[START PASSAGE TO READ]

# Turnout Radius



## Schwalbach2280 (Dec 7, 2011)

Hi, I am fairly new to this site. I have searched around for awhile, have not posted until now. I am posting in attempt to get someone's help answering a question I have. What is the radius for different numbered turnouts? Is there a chart somewhere that I can get a link to? Or possibly a formula that is used? Any advice would be appreciated. Thanks


----------



## Brakeman Jake (Mar 8, 2009)

First,welcome to the forum.You'll indeed find here almost any info you may be interested in,simply post and someone sometimes many will respond.

Your question doesn't specify any brand of turnouts nor wich scale...more info from you will help.......


----------



## tjcruiser (Jan 10, 2010)

NMRA has detailed dimensions. Here's one for HO. Their Standards tables has other gauges, too ...

http://www.nmra.org/standards/sandrp/rp12_3.html

If you're working on a layout design, you should try out some track layout software. Two good options:

www.anyrail.com ... you can download a starter version for free

www.scarm.info ... freeware

Each has extensive libraries of track, turnout, etc. All different gauges, track mfrs, etc.


----------



## sstlaure (Oct 12, 2010)

The "number" of the turnout indicates the rate of diversion from the mainline and is a ratio of how far the diverging route goes compared to the mainline run.

for example: a #4 turnout If you measure down the mainline 4", the diverging route should be 1" away from the centerline of the mainline. A ratio of 1:4.

As for the exact radius of each turnout - it varies by manufacturer.


----------



## Southern (Nov 17, 2008)

sstlaure said:


> The "number" of the turnout indicates the rate of diversion from the mainline and is a ratio of how far the diverging route goes compared to the mainline run.
> 
> for example: a #4 turnout If you measure down the mainline 4", the diverging route should be 1" away from the centerline of the mainline. A ratio of 1:4.
> 
> As for the exact radius of each turnout - it varies by manufacturer.


 
almost every time i get on this forum I learn something new. If I am not careful my head is going to explode.:laugh:


----------



## Schwalbach2280 (Dec 7, 2011)

Sorry for the lack of detail in my question. I am referring to HO scale. Thanks for your help with this question and the ones I am likely to have in the future!


----------

[END PASSAGE TO READ]
[START LISTING]

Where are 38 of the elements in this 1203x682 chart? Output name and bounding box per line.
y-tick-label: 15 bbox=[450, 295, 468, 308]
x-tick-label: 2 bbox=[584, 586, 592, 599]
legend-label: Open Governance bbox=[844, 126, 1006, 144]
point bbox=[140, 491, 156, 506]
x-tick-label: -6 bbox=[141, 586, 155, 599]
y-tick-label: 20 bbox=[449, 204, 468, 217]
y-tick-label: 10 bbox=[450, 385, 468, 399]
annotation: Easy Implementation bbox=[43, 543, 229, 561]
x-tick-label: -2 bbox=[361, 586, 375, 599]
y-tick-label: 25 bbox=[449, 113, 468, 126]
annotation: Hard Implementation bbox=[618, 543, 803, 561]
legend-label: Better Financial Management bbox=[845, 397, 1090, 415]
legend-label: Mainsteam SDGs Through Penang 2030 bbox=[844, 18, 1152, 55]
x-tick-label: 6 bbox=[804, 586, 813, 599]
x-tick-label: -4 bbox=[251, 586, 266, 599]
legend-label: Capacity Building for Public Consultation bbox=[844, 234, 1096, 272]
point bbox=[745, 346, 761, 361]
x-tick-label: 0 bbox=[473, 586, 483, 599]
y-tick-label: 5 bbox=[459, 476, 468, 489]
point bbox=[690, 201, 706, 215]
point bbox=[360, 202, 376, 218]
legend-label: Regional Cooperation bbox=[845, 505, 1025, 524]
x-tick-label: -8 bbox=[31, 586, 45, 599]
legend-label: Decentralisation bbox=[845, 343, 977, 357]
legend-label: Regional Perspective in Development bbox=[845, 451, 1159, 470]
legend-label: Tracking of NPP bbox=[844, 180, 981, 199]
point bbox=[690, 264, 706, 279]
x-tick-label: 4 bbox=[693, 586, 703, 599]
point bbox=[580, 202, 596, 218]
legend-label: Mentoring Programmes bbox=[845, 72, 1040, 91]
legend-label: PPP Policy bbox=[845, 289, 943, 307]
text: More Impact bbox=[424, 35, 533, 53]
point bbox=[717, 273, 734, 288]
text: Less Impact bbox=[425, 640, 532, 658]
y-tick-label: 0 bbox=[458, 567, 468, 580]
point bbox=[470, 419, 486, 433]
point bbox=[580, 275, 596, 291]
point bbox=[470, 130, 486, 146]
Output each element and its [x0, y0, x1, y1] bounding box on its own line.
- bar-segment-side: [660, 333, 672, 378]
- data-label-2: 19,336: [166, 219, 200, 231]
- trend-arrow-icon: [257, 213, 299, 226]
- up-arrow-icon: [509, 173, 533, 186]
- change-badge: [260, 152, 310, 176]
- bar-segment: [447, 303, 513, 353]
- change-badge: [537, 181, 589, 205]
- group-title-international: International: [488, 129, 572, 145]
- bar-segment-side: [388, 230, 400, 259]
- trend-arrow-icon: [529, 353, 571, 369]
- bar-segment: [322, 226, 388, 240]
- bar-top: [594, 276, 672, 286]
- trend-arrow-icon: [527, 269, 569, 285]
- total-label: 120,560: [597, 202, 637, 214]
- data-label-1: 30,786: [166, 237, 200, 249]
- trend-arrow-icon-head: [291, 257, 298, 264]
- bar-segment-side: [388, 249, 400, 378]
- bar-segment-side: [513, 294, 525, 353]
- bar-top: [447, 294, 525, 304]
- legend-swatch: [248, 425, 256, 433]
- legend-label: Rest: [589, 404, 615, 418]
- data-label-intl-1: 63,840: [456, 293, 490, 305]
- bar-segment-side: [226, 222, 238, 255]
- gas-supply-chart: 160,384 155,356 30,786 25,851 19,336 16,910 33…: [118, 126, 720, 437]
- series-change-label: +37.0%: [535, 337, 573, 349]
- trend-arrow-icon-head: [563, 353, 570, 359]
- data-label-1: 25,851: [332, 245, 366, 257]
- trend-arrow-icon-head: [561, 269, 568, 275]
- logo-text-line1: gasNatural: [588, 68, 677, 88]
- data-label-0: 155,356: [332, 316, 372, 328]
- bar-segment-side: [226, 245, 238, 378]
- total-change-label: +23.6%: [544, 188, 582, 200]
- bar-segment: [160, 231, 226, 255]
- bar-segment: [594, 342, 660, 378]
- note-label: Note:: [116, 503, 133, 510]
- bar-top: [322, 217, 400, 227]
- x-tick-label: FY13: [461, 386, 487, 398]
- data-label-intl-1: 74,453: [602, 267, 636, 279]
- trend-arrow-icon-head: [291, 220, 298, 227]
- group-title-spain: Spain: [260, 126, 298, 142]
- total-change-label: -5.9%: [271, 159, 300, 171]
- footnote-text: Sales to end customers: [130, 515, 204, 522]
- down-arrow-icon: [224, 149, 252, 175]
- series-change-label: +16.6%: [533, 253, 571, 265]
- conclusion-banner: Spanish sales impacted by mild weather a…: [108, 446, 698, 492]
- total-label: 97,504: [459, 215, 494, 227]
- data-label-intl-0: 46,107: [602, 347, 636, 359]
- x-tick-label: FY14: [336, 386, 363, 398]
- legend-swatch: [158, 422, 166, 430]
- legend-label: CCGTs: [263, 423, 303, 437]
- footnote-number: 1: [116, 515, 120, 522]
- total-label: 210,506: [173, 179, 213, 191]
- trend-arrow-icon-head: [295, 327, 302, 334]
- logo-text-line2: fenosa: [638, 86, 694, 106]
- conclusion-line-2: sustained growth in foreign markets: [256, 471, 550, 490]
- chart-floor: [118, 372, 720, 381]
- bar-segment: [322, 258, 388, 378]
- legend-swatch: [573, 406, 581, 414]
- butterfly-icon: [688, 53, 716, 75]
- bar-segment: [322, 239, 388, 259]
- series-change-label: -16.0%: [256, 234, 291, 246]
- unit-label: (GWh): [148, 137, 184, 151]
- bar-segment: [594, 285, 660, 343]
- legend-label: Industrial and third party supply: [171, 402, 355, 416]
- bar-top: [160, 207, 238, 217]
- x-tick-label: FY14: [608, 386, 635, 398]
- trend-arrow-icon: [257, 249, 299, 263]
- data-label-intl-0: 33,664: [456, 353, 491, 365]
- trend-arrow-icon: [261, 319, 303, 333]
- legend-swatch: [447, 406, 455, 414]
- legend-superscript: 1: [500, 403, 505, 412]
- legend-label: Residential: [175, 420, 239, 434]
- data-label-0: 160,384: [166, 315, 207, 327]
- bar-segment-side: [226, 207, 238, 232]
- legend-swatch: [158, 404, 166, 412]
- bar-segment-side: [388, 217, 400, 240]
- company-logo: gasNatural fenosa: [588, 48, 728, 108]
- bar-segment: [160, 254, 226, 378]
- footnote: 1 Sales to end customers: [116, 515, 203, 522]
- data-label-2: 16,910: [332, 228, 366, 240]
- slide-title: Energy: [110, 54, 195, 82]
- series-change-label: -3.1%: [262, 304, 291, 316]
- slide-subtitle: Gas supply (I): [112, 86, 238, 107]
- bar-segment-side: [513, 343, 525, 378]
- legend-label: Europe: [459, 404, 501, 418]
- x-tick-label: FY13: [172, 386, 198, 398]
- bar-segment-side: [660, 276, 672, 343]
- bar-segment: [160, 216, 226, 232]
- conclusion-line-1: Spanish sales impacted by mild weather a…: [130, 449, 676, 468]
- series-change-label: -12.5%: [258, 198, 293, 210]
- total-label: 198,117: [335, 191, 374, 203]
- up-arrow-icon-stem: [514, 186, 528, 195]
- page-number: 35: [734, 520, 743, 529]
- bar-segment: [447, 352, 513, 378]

[END LISTING]

* _WHAT YOU NEED TO DO_
(a) In the turnout radius thread, what does a turnout's number indicate?
(b) Summarize the turnout radius thread in two sentences.
(c) Write out the turnout radius thread from "Hi, I am fairly" up to and including "(Mar 8, 2009)".

* _SOLUTIONS TO THE TASKS_
(a) It indicates the rate of diversion from the mainline, as a ratio of how far the diverging route goes compared to the mainline run.

(b) A new member asks for the radius of different numbered turnouts and later says the question concerns HO scale. Replies point to NMRA standards and track layout software, and explain that a turnout's number is a diversion ratio (a #4 diverges 1" over 4" of mainline) while the exact radius varies by manufacturer.

(c)
Hi, I am fairly new to this site. I have searched around for awhile, have not posted until now. I am posting in attempt to get someone's help answering a question I have. What is the radius for different numbered turnouts? Is there a chart somewhere that I can get a link to? Or possibly a formula that is used? Any advice would be appreciated. Thanks


----------



## Brakeman Jake (Mar 8, 2009)